WHAT IS BEING ASKED:
Copy the material that follows word for word and omit its pictures.
■ ■ ■ ■ ■
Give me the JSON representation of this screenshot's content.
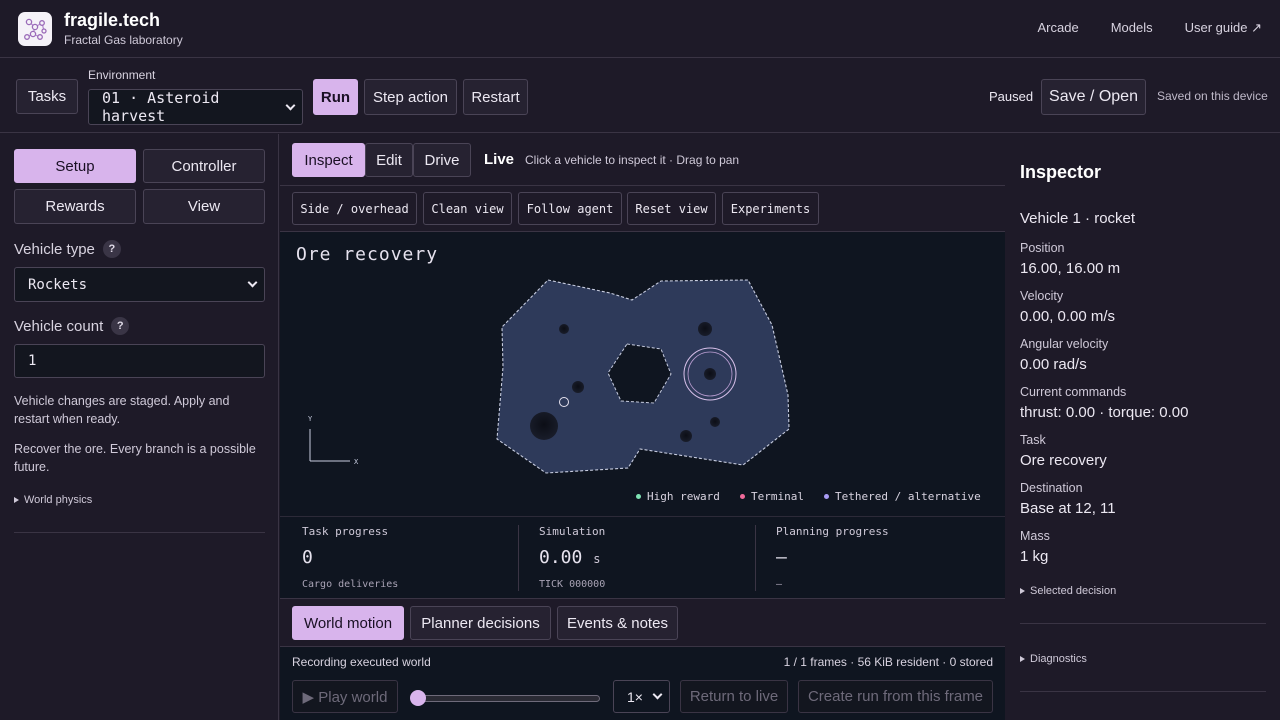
{
  "header": {
    "brand": "fragile.tech",
    "subtitle": "Fractal Gas laboratory",
    "nav": [
      "Arcade",
      "Models",
      "User guide ↗"
    ]
  },
  "toolbar": {
    "tasks_label": "Tasks",
    "environment_label": "Environment",
    "environment_value": "01 · Asteroid harvest",
    "run_label": "Run",
    "step_label": "Step action",
    "restart_label": "Restart",
    "status": "Paused",
    "save_label": "Save / Open",
    "saved_note": "Saved on this device"
  },
  "sidebar": {
    "tabs": [
      "Setup",
      "Controller",
      "Rewards",
      "View"
    ],
    "active_tab": "Setup",
    "vehicle_type_label": "Vehicle type",
    "vehicle_type_value": "Rockets",
    "vehicle_count_label": "Vehicle count",
    "vehicle_count_value": "1",
    "help_glyph": "?",
    "note1": "Vehicle changes are staged. Apply and restart when ready.",
    "note2": "Recover the ore. Every branch is a possible future.",
    "world_physics": "World physics"
  },
  "center": {
    "modes": [
      "Inspect",
      "Edit",
      "Drive"
    ],
    "active_mode": "Inspect",
    "live_label": "Live",
    "hint": "Click a vehicle to inspect it · Drag to pan",
    "view_buttons": [
      "Side / overhead",
      "Clean view",
      "Follow agent",
      "Reset view",
      "Experiments"
    ],
    "scene_title": "Ore recovery",
    "axis_y": "Y",
    "axis_x": "X",
    "legend": [
      {
        "label": "High reward",
        "color": "#7fe3b4"
      },
      {
        "label": "Terminal",
        "color": "#f06a9a"
      },
      {
        "label": "Tethered / alternative",
        "color": "#a99cf5"
      }
    ],
    "stats": [
      {
        "title": "Task progress",
        "value": "0",
        "unit": "",
        "sub": "Cargo deliveries"
      },
      {
        "title": "Simulation",
        "value": "0.00",
        "unit": "s",
        "sub": "TICK 000000"
      },
      {
        "title": "Planning progress",
        "value": "—",
        "unit": "",
        "sub": "—"
      }
    ],
    "bottom_tabs": [
      "World motion",
      "Planner decisions",
      "Events & notes"
    ],
    "active_bottom_tab": "World motion",
    "recording_label": "Recording executed world",
    "recording_info": "1 / 1 frames · 56 KiB resident · 0 stored",
    "play_label": "▶ Play world",
    "speed_value": "1×",
    "return_label": "Return to live",
    "create_label": "Create run from this frame",
    "timeline_position": 0
  },
  "inspector": {
    "title": "Inspector",
    "subject": "Vehicle 1 · rocket",
    "fields": [
      {
        "key": "Position",
        "value": "16.00, 16.00 m"
      },
      {
        "key": "Velocity",
        "value": "0.00, 0.00 m/s"
      },
      {
        "key": "Angular velocity",
        "value": "0.00 rad/s"
      },
      {
        "key": "Current commands",
        "value": "thrust: 0.00 · torque: 0.00"
      },
      {
        "key": "Task",
        "value": "Ore recovery"
      },
      {
        "key": "Destination",
        "value": "Base at 12, 11"
      },
      {
        "key": "Mass",
        "value": "1 kg"
      }
    ],
    "selected_decision": "Selected decision",
    "diagnostics": "Diagnostics"
  },
  "colors": {
    "accent": "#d8b4ec",
    "background": "#1e1a28",
    "canvas": "#0f1520",
    "terrain": "#2e3a5a"
  }
}
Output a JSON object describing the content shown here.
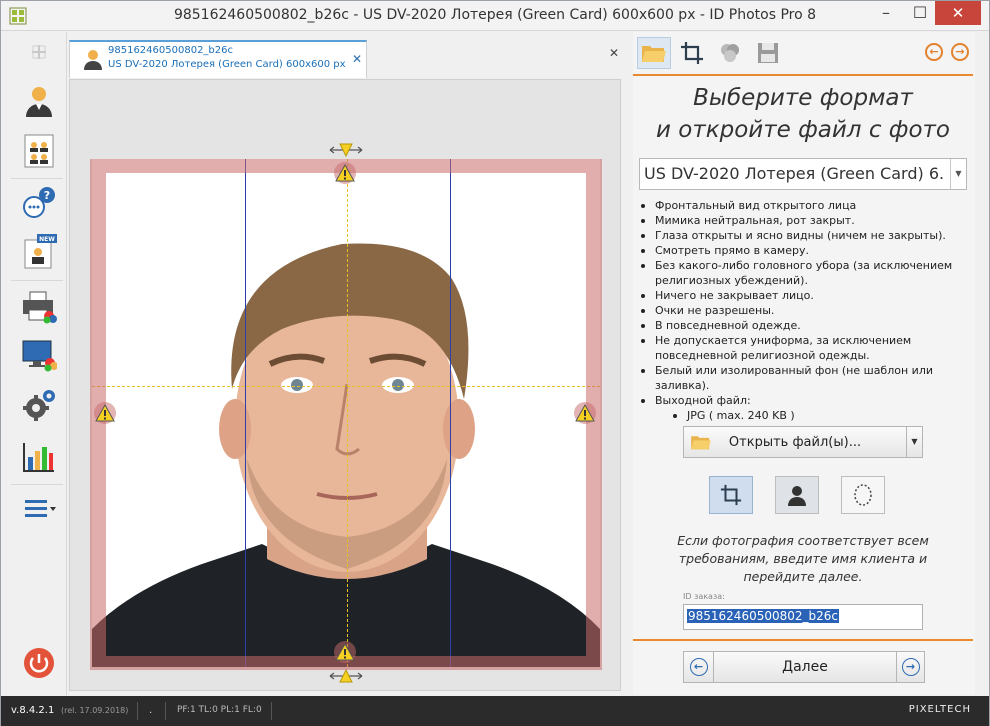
{
  "window": {
    "title": "985162460500802_b26c - US DV-2020 Лотерея (Green Card) 600x600 px - ID Photos Pro 8",
    "minimize_glyph": "–",
    "maximize_glyph": "☐",
    "close_glyph": "✕"
  },
  "left_toolbar": {
    "items": [
      {
        "name": "add-icon"
      },
      {
        "name": "single-person-icon"
      },
      {
        "name": "group-photo-sheet-icon"
      },
      {
        "name": "help-chat-icon"
      },
      {
        "name": "new-template-icon"
      },
      {
        "name": "print-icon"
      },
      {
        "name": "display-icon"
      },
      {
        "name": "settings-icon"
      },
      {
        "name": "statistics-icon"
      },
      {
        "name": "menu-icon"
      },
      {
        "name": "power-icon"
      }
    ]
  },
  "document": {
    "tab_line1": "985162460500802_b26c",
    "tab_line2": "US DV-2020 Лотерея (Green Card) 600x600 px",
    "tab_close": "✕",
    "close_all": "✕"
  },
  "right_panel": {
    "heading_line1": "Выберите формат",
    "heading_line2": "и откройте файл с фото",
    "format_selected": "US DV-2020 Лотерея (Green Card) 6...",
    "requirements": [
      "Фронтальный вид открытого лица",
      "Мимика нейтральная, рот закрыт.",
      "Глаза открыты и ясно видны (ничем не закрыты).",
      "Смотреть прямо в камеру.",
      "Без какого-либо головного убора (за исключением религиозных убеждений).",
      "Ничего не закрывает лицо.",
      "Очки не разрешены.",
      "В повседневной одежде.",
      "Не допускается униформа, за исключением повседневной религиозной одежды.",
      "Белый или изолированный фон (не шаблон или заливка).",
      "Выходной файл:"
    ],
    "output_format": "JPG  ( max. 240 KB )",
    "open_button": "Открыть файл(ы)...",
    "info_text": "Если фотография соответствует всем требованиям, введите имя клиента и перейдите далее.",
    "order_label": "ID заказа:",
    "order_value": "985162460500802_b26c",
    "next_button": "Далее"
  },
  "statusbar": {
    "version": "v.8.4.2.1",
    "release": "(rel. 17.09.2018)",
    "dot": ".",
    "metrics": "PF:1 TL:0 PL:1 FL:0",
    "brand": "PIXELTECH"
  },
  "colors": {
    "accent_orange": "#e8892f",
    "accent_blue": "#2e6bb3",
    "warning_yellow": "#f5d022",
    "crop_red": "#c86969"
  }
}
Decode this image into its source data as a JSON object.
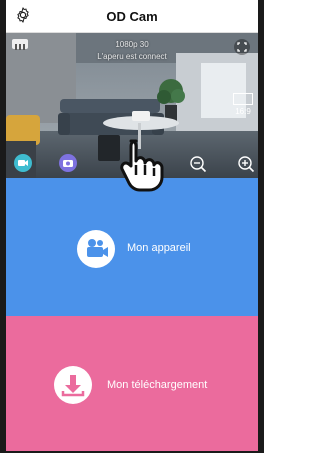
■ ■ ■ ■ ■
EXERCISE SOLUTION:
Give me the JSON representation of this screenshot's content.
{
  "header": {
    "brand": "fragile.tech",
    "subtitle": "Fractal Gas laboratory",
    "nav": [
      "Arcade",
      "Models",
      "User guide ↗"
    ]
  },
  "toolbar": {
    "tasks_label": "Tasks",
    "environment_label": "Environment",
    "environment_value": "01 · Asteroid harvest",
    "run_label": "Run",
    "step_label": "Step action",
    "restart_label": "Restart",
    "status": "Paused",
    "save_label": "Save / Open",
    "saved_note": "Saved on this device"
  },
  "sidebar": {
    "tabs": [
      "Setup",
      "Controller",
      "Rewards",
      "View"
    ],
    "active_tab": "Setup",
    "vehicle_type_label": "Vehicle type",
    "vehicle_type_value": "Rockets",
    "vehicle_count_label": "Vehicle count",
    "vehicle_count_value": "1",
    "help_glyph": "?",
    "note1": "Vehicle changes are staged. Apply and restart when ready.",
    "note2": "Recover the ore. Every branch is a possible future.",
    "world_physics": "World physics"
  },
  "center": {
    "modes": [
      "Inspect",
      "Edit",
      "Drive"
    ],
    "active_mode": "Inspect",
    "live_label": "Live",
    "hint": "Click a vehicle to inspect it · Drag to pan",
    "view_buttons": [
      "Side / overhead",
      "Clean view",
      "Follow agent",
      "Reset view",
      "Experiments"
    ],
    "scene_title": "Ore recovery",
    "axis_y": "Y",
    "axis_x": "X",
    "legend": [
      {
        "label": "High reward",
        "color": "#7fe3b4"
      },
      {
        "label": "Terminal",
        "color": "#f06a9a"
      },
      {
        "label": "Tethered / alternative",
        "color": "#a99cf5"
      }
    ],
    "stats": [
      {
        "title": "Task progress",
        "value": "0",
        "unit": "",
        "sub": "Cargo deliveries"
      },
      {
        "title": "Simulation",
        "value": "0.00",
        "unit": "s",
        "sub": "TICK 000000"
      },
      {
        "title": "Planning progress",
        "value": "—",
        "unit": "",
        "sub": "—"
      }
    ],
    "bottom_tabs": [
      "World motion",
      "Planner decisions",
      "Events & notes"
    ],
    "active_bottom_tab": "World motion",
    "recording_label": "Recording executed world",
    "recording_info": "1 / 1 frames · 56 KiB resident · 0 stored",
    "play_label": "▶ Play world",
    "speed_value": "1×",
    "return_label": "Return to live",
    "create_label": "Create run from this frame",
    "timeline_position": 0
  },
  "inspector": {
    "title": "Inspector",
    "subject": "Vehicle 1 · rocket",
    "fields": [
      {
        "key": "Position",
        "value": "16.00, 16.00 m"
      },
      {
        "key": "Velocity",
        "value": "0.00, 0.00 m/s"
      },
      {
        "key": "Angular velocity",
        "value": "0.00 rad/s"
      },
      {
        "key": "Current commands",
        "value": "thrust: 0.00 · torque: 0.00"
      },
      {
        "key": "Task",
        "value": "Ore recovery"
      },
      {
        "key": "Destination",
        "value": "Base at 12, 11"
      },
      {
        "key": "Mass",
        "value": "1 kg"
      }
    ],
    "selected_decision": "Selected decision",
    "diagnostics": "Diagnostics"
  },
  "colors": {
    "accent": "#d8b4ec",
    "background": "#1e1a28",
    "canvas": "#0f1520",
    "terrain": "#2e3a5a"
  }
}
Output a JSON object describing the content shown here.
{
  "window": {
    "title": "985162460500802_b26c - US DV-2020 Лотерея (Green Card) 600x600 px - ID Photos Pro 8",
    "minimize_glyph": "–",
    "maximize_glyph": "☐",
    "close_glyph": "✕"
  },
  "left_toolbar": {
    "items": [
      {
        "name": "add-icon"
      },
      {
        "name": "single-person-icon"
      },
      {
        "name": "group-photo-sheet-icon"
      },
      {
        "name": "help-chat-icon"
      },
      {
        "name": "new-template-icon"
      },
      {
        "name": "print-icon"
      },
      {
        "name": "display-icon"
      },
      {
        "name": "settings-icon"
      },
      {
        "name": "statistics-icon"
      },
      {
        "name": "menu-icon"
      },
      {
        "name": "power-icon"
      }
    ]
  },
  "document": {
    "tab_line1": "985162460500802_b26c",
    "tab_line2": "US DV-2020 Лотерея (Green Card) 600x600 px",
    "tab_close": "✕",
    "close_all": "✕"
  },
  "right_panel": {
    "heading_line1": "Выберите формат",
    "heading_line2": "и откройте файл с фото",
    "format_selected": "US DV-2020 Лотерея (Green Card) 6...",
    "requirements": [
      "Фронтальный вид открытого лица",
      "Мимика нейтральная, рот закрыт.",
      "Глаза открыты и ясно видны (ничем не закрыты).",
      "Смотреть прямо в камеру.",
      "Без какого-либо головного убора (за исключением религиозных убеждений).",
      "Ничего не закрывает лицо.",
      "Очки не разрешены.",
      "В повседневной одежде.",
      "Не допускается униформа, за исключением повседневной религиозной одежды.",
      "Белый или изолированный фон (не шаблон или заливка).",
      "Выходной файл:"
    ],
    "output_format": "JPG  ( max. 240 KB )",
    "open_button": "Открыть файл(ы)...",
    "info_text": "Если фотография соответствует всем требованиям, введите имя клиента и перейдите далее.",
    "order_label": "ID заказа:",
    "order_value": "985162460500802_b26c",
    "next_button": "Далее"
  },
  "statusbar": {
    "version": "v.8.4.2.1",
    "release": "(rel. 17.09.2018)",
    "dot": ".",
    "metrics": "PF:1 TL:0 PL:1 FL:0",
    "brand": "PIXELTECH"
  },
  "colors": {
    "accent_orange": "#e8892f",
    "accent_blue": "#2e6bb3",
    "warning_yellow": "#f5d022",
    "crop_red": "#c86969"
  }
}
Decode this image into its source data as a JSON object.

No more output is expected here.